## Extracted information
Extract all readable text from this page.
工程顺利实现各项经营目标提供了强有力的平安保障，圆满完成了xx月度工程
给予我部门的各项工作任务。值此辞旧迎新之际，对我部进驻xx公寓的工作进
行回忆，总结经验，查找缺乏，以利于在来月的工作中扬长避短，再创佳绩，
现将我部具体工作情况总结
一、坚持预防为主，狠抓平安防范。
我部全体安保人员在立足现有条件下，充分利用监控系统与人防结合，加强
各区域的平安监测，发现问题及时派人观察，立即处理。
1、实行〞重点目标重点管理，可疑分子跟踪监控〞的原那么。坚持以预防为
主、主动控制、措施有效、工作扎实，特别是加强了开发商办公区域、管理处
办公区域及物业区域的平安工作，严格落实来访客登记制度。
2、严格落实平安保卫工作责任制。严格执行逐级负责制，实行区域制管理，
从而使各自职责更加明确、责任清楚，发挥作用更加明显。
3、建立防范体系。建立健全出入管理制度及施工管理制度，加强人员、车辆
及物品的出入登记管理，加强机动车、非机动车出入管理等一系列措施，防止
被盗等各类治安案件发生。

## Problem
Extract all of the material exactly as it is written.

## The solution
Extract all readable text from this page.
工程顺利实现各项经营目标提供了强有力的平安保障，圆满完成了xx月度工程
给予我部门的各项工作任务。值此辞旧迎新之际，对我部进驻xx公寓的工作进
行回忆，总结经验，查找缺乏，以利于在来月的工作中扬长避短，再创佳绩，
现将我部具体工作情况总结
一、坚持预防为主，狠抓平安防范。
我部全体安保人员在立足现有条件下，充分利用监控系统与人防结合，加强
各区域的平安监测，发现问题及时派人观察，立即处理。
1、实行〞重点目标重点管理，可疑分子跟踪监控〞的原那么。坚持以预防为
主、主动控制、措施有效、工作扎实，特别是加强了开发商办公区域、管理处
办公区域及物业区域的平安工作，严格落实来访客登记制度。
2、严格落实平安保卫工作责任制。严格执行逐级负责制，实行区域制管理，
从而使各自职责更加明确、责任清楚，发挥作用更加明显。
3、建立防范体系。建立健全出入管理制度及施工管理制度，加强人员、车辆
及物品的出入登记管理，加强机动车、非机动车出入管理等一系列措施，防止
被盗等各类治安案件发生。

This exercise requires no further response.